** Start RECORDS FOR THE EXERCISE **

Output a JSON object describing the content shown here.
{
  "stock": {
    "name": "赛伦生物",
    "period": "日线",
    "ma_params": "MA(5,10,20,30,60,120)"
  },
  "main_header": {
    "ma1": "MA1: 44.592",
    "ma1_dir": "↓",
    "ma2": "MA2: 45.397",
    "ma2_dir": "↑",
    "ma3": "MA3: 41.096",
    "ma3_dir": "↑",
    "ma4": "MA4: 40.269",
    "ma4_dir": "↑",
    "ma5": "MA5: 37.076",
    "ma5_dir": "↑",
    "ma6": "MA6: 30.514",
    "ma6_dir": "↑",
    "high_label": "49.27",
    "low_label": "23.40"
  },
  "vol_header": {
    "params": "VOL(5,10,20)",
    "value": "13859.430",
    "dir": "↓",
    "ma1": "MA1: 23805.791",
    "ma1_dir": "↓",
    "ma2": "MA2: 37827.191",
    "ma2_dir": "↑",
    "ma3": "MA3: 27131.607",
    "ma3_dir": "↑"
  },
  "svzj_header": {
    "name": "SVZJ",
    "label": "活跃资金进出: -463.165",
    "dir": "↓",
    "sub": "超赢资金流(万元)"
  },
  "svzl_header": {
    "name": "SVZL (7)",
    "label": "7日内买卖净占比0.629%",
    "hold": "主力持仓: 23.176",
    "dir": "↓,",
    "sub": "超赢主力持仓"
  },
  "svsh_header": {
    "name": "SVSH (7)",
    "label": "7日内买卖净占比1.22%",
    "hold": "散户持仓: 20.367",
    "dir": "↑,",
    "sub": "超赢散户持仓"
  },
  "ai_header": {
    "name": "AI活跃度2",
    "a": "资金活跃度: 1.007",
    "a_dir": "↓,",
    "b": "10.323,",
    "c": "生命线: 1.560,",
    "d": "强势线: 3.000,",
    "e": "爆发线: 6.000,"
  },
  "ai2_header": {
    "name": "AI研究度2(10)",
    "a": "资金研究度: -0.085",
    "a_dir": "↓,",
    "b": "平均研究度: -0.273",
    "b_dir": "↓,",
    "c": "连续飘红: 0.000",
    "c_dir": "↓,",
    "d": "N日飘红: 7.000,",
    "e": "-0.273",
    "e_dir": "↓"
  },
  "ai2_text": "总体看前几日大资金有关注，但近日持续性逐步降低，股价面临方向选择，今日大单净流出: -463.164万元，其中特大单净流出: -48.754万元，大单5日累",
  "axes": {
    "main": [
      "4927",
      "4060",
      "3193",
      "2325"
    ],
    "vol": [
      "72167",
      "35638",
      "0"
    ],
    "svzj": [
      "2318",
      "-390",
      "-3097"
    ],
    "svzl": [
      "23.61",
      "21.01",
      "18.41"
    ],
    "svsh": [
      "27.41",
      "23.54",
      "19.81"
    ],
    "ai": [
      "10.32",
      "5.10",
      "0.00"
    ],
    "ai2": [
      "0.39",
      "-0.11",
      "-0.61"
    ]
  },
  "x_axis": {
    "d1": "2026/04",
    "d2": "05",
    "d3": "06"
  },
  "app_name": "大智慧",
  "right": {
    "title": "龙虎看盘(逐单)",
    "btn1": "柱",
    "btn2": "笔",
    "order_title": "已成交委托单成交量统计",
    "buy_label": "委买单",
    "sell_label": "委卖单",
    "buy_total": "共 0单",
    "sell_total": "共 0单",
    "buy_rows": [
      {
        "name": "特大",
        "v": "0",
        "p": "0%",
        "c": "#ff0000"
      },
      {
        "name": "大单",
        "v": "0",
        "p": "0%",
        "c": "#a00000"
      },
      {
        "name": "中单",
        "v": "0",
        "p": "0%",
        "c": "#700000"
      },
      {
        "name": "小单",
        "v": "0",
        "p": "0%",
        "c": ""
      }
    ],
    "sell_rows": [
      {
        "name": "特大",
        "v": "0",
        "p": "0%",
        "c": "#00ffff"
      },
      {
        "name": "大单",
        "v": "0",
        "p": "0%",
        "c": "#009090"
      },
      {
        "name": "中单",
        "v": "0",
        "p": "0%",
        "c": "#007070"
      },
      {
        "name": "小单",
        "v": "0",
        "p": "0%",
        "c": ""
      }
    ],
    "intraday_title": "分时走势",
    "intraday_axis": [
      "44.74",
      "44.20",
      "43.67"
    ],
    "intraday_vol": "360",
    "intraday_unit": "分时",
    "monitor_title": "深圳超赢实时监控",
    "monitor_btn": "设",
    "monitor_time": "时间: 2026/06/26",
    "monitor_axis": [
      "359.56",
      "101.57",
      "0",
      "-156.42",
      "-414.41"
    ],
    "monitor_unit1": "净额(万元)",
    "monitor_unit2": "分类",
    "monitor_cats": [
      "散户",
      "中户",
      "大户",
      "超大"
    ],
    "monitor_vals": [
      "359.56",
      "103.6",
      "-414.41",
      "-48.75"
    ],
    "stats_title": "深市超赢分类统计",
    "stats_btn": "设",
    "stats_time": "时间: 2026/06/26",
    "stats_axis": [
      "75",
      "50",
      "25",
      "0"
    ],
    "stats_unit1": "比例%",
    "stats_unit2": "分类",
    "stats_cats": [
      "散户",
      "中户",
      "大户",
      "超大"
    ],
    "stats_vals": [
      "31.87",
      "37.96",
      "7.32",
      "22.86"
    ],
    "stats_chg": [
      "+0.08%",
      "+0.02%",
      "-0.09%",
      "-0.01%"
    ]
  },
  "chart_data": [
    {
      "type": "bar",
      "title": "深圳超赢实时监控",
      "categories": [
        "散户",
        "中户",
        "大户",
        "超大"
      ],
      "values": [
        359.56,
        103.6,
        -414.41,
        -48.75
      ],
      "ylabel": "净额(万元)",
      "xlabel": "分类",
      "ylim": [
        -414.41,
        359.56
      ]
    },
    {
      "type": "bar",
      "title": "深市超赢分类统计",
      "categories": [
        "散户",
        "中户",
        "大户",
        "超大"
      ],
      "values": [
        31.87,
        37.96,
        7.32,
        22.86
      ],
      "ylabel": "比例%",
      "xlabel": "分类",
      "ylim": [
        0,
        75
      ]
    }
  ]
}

** End RECORDS FOR THE EXERCISE **

▸ **TASK REQUIREMENTS**
Output each record precisely as given.

▸ **RESULT OF THE TASK**
Output a JSON object describing the content shown here.
{
  "stock": {
    "name": "赛伦生物",
    "period": "日线",
    "ma_params": "MA(5,10,20,30,60,120)"
  },
  "main_header": {
    "ma1": "MA1: 44.592",
    "ma1_dir": "↓",
    "ma2": "MA2: 45.397",
    "ma2_dir": "↑",
    "ma3": "MA3: 41.096",
    "ma3_dir": "↑",
    "ma4": "MA4: 40.269",
    "ma4_dir": "↑",
    "ma5": "MA5: 37.076",
    "ma5_dir": "↑",
    "ma6": "MA6: 30.514",
    "ma6_dir": "↑",
    "high_label": "49.27",
    "low_label": "23.40"
  },
  "vol_header": {
    "params": "VOL(5,10,20)",
    "value": "13859.430",
    "dir": "↓",
    "ma1": "MA1: 23805.791",
    "ma1_dir": "↓",
    "ma2": "MA2: 37827.191",
    "ma2_dir": "↑",
    "ma3": "MA3: 27131.607",
    "ma3_dir": "↑"
  },
  "svzj_header": {
    "name": "SVZJ",
    "label": "活跃资金进出: -463.165",
    "dir": "↓",
    "sub": "超赢资金流(万元)"
  },
  "svzl_header": {
    "name": "SVZL (7)",
    "label": "7日内买卖净占比0.629%",
    "hold": "主力持仓: 23.176",
    "dir": "↓,",
    "sub": "超赢主力持仓"
  },
  "svsh_header": {
    "name": "SVSH (7)",
    "label": "7日内买卖净占比1.22%",
    "hold": "散户持仓: 20.367",
    "dir": "↑,",
    "sub": "超赢散户持仓"
  },
  "ai_header": {
    "name": "AI活跃度2",
    "a": "资金活跃度: 1.007",
    "a_dir": "↓,",
    "b": "10.323,",
    "c": "生命线: 1.560,",
    "d": "强势线: 3.000,",
    "e": "爆发线: 6.000,"
  },
  "ai2_header": {
    "name": "AI研究度2(10)",
    "a": "资金研究度: -0.085",
    "a_dir": "↓,",
    "b": "平均研究度: -0.273",
    "b_dir": "↓,",
    "c": "连续飘红: 0.000",
    "c_dir": "↓,",
    "d": "N日飘红: 7.000,",
    "e": "-0.273",
    "e_dir": "↓"
  },
  "ai2_text": "总体看前几日大资金有关注，但近日持续性逐步降低，股价面临方向选择，今日大单净流出: -463.164万元，其中特大单净流出: -48.754万元，大单5日累",
  "axes": {
    "main": [
      "4927",
      "4060",
      "3193",
      "2325"
    ],
    "vol": [
      "72167",
      "35638",
      "0"
    ],
    "svzj": [
      "2318",
      "-390",
      "-3097"
    ],
    "svzl": [
      "23.61",
      "21.01",
      "18.41"
    ],
    "svsh": [
      "27.41",
      "23.54",
      "19.81"
    ],
    "ai": [
      "10.32",
      "5.10",
      "0.00"
    ],
    "ai2": [
      "0.39",
      "-0.11",
      "-0.61"
    ]
  },
  "x_axis": {
    "d1": "2026/04",
    "d2": "05",
    "d3": "06"
  },
  "app_name": "大智慧",
  "right": {
    "title": "龙虎看盘(逐单)",
    "btn1": "柱",
    "btn2": "笔",
    "order_title": "已成交委托单成交量统计",
    "buy_label": "委买单",
    "sell_label": "委卖单",
    "buy_total": "共 0单",
    "sell_total": "共 0单",
    "buy_rows": [
      {
        "name": "特大",
        "v": "0",
        "p": "0%",
        "c": "#ff0000"
      },
      {
        "name": "大单",
        "v": "0",
        "p": "0%",
        "c": "#a00000"
      },
      {
        "name": "中单",
        "v": "0",
        "p": "0%",
        "c": "#700000"
      },
      {
        "name": "小单",
        "v": "0",
        "p": "0%",
        "c": ""
      }
    ],
    "sell_rows": [
      {
        "name": "特大",
        "v": "0",
        "p": "0%",
        "c": "#00ffff"
      },
      {
        "name": "大单",
        "v": "0",
        "p": "0%",
        "c": "#009090"
      },
      {
        "name": "中单",
        "v": "0",
        "p": "0%",
        "c": "#007070"
      },
      {
        "name": "小单",
        "v": "0",
        "p": "0%",
        "c": ""
      }
    ],
    "intraday_title": "分时走势",
    "intraday_axis": [
      "44.74",
      "44.20",
      "43.67"
    ],
    "intraday_vol": "360",
    "intraday_unit": "分时",
    "monitor_title": "深圳超赢实时监控",
    "monitor_btn": "设",
    "monitor_time": "时间: 2026/06/26",
    "monitor_axis": [
      "359.56",
      "101.57",
      "0",
      "-156.42",
      "-414.41"
    ],
    "monitor_unit1": "净额(万元)",
    "monitor_unit2": "分类",
    "monitor_cats": [
      "散户",
      "中户",
      "大户",
      "超大"
    ],
    "monitor_vals": [
      "359.56",
      "103.6",
      "-414.41",
      "-48.75"
    ],
    "stats_title": "深市超赢分类统计",
    "stats_btn": "设",
    "stats_time": "时间: 2026/06/26",
    "stats_axis": [
      "75",
      "50",
      "25",
      "0"
    ],
    "stats_unit1": "比例%",
    "stats_unit2": "分类",
    "stats_cats": [
      "散户",
      "中户",
      "大户",
      "超大"
    ],
    "stats_vals": [
      "31.87",
      "37.96",
      "7.32",
      "22.86"
    ],
    "stats_chg": [
      "+0.08%",
      "+0.02%",
      "-0.09%",
      "-0.01%"
    ]
  },
  "chart_data": [
    {
      "type": "bar",
      "title": "深圳超赢实时监控",
      "categories": [
        "散户",
        "中户",
        "大户",
        "超大"
      ],
      "values": [
        359.56,
        103.6,
        -414.41,
        -48.75
      ],
      "ylabel": "净额(万元)",
      "xlabel": "分类",
      "ylim": [
        -414.41,
        359.56
      ]
    },
    {
      "type": "bar",
      "title": "深市超赢分类统计",
      "categories": [
        "散户",
        "中户",
        "大户",
        "超大"
      ],
      "values": [
        31.87,
        37.96,
        7.32,
        22.86
      ],
      "ylabel": "比例%",
      "xlabel": "分类",
      "ylim": [
        0,
        75
      ]
    }
  ]
}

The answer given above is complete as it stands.